**DATA SHOWN**
^^^^^^^^
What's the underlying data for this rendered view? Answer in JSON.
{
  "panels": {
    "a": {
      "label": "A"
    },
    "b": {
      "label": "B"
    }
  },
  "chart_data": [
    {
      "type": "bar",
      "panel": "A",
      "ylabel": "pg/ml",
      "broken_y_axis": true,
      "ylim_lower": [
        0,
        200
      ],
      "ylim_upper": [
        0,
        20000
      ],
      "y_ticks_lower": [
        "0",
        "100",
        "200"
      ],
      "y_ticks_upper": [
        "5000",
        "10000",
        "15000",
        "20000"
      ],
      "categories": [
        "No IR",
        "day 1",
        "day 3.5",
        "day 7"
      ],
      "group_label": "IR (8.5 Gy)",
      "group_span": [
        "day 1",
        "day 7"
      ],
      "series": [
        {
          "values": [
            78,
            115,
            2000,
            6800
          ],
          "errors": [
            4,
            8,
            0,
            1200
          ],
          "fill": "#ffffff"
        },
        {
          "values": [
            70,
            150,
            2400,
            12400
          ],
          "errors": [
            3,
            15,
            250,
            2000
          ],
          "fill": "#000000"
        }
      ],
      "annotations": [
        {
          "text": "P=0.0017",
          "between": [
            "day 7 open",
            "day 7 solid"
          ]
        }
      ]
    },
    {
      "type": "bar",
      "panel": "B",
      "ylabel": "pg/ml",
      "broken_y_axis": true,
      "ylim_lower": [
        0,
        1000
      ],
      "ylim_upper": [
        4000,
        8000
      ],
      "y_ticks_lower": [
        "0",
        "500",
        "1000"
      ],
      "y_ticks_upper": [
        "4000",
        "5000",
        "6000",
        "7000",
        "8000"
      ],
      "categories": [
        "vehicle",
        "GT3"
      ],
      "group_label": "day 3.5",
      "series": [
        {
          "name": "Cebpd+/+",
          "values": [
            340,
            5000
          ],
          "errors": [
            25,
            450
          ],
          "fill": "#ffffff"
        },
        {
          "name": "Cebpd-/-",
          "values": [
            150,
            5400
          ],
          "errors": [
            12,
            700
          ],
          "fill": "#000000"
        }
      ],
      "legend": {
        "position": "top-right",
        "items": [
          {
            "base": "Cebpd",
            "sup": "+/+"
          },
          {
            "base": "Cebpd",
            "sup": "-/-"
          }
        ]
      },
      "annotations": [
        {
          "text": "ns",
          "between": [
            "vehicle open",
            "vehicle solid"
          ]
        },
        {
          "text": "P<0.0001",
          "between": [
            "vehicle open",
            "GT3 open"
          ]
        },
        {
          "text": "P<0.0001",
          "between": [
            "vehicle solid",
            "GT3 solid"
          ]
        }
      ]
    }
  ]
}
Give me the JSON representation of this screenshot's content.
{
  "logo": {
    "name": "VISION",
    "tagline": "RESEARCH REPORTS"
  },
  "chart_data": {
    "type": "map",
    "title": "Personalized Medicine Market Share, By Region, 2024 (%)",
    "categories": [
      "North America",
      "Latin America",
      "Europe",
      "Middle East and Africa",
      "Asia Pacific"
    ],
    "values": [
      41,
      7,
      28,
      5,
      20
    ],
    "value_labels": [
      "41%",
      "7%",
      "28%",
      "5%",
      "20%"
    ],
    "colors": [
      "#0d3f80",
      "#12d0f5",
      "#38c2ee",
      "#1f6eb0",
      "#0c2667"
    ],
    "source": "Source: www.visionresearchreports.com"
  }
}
^^^^^^^^
**WRITTEN PROBLEM**
Restate each record word for word.

**REPLY TO THE EXERCISE**
What's the underlying data for this rendered view? Answer in JSON.
{
  "panels": {
    "a": {
      "label": "A"
    },
    "b": {
      "label": "B"
    }
  },
  "chart_data": [
    {
      "type": "bar",
      "panel": "A",
      "ylabel": "pg/ml",
      "broken_y_axis": true,
      "ylim_lower": [
        0,
        200
      ],
      "ylim_upper": [
        0,
        20000
      ],
      "y_ticks_lower": [
        "0",
        "100",
        "200"
      ],
      "y_ticks_upper": [
        "5000",
        "10000",
        "15000",
        "20000"
      ],
      "categories": [
        "No IR",
        "day 1",
        "day 3.5",
        "day 7"
      ],
      "group_label": "IR (8.5 Gy)",
      "group_span": [
        "day 1",
        "day 7"
      ],
      "series": [
        {
          "values": [
            78,
            115,
            2000,
            6800
          ],
          "errors": [
            4,
            8,
            0,
            1200
          ],
          "fill": "#ffffff"
        },
        {
          "values": [
            70,
            150,
            2400,
            12400
          ],
          "errors": [
            3,
            15,
            250,
            2000
          ],
          "fill": "#000000"
        }
      ],
      "annotations": [
        {
          "text": "P=0.0017",
          "between": [
            "day 7 open",
            "day 7 solid"
          ]
        }
      ]
    },
    {
      "type": "bar",
      "panel": "B",
      "ylabel": "pg/ml",
      "broken_y_axis": true,
      "ylim_lower": [
        0,
        1000
      ],
      "ylim_upper": [
        4000,
        8000
      ],
      "y_ticks_lower": [
        "0",
        "500",
        "1000"
      ],
      "y_ticks_upper": [
        "4000",
        "5000",
        "6000",
        "7000",
        "8000"
      ],
      "categories": [
        "vehicle",
        "GT3"
      ],
      "group_label": "day 3.5",
      "series": [
        {
          "name": "Cebpd+/+",
          "values": [
            340,
            5000
          ],
          "errors": [
            25,
            450
          ],
          "fill": "#ffffff"
        },
        {
          "name": "Cebpd-/-",
          "values": [
            150,
            5400
          ],
          "errors": [
            12,
            700
          ],
          "fill": "#000000"
        }
      ],
      "legend": {
        "position": "top-right",
        "items": [
          {
            "base": "Cebpd",
            "sup": "+/+"
          },
          {
            "base": "Cebpd",
            "sup": "-/-"
          }
        ]
      },
      "annotations": [
        {
          "text": "ns",
          "between": [
            "vehicle open",
            "vehicle solid"
          ]
        },
        {
          "text": "P<0.0001",
          "between": [
            "vehicle open",
            "GT3 open"
          ]
        },
        {
          "text": "P<0.0001",
          "between": [
            "vehicle solid",
            "GT3 solid"
          ]
        }
      ]
    }
  ]
}
Give me the JSON representation of this screenshot's content.
{
  "logo": {
    "name": "VISION",
    "tagline": "RESEARCH REPORTS"
  },
  "chart_data": {
    "type": "map",
    "title": "Personalized Medicine Market Share, By Region, 2024 (%)",
    "categories": [
      "North America",
      "Latin America",
      "Europe",
      "Middle East and Africa",
      "Asia Pacific"
    ],
    "values": [
      41,
      7,
      28,
      5,
      20
    ],
    "value_labels": [
      "41%",
      "7%",
      "28%",
      "5%",
      "20%"
    ],
    "colors": [
      "#0d3f80",
      "#12d0f5",
      "#38c2ee",
      "#1f6eb0",
      "#0c2667"
    ],
    "source": "Source: www.visionresearchreports.com"
  }
}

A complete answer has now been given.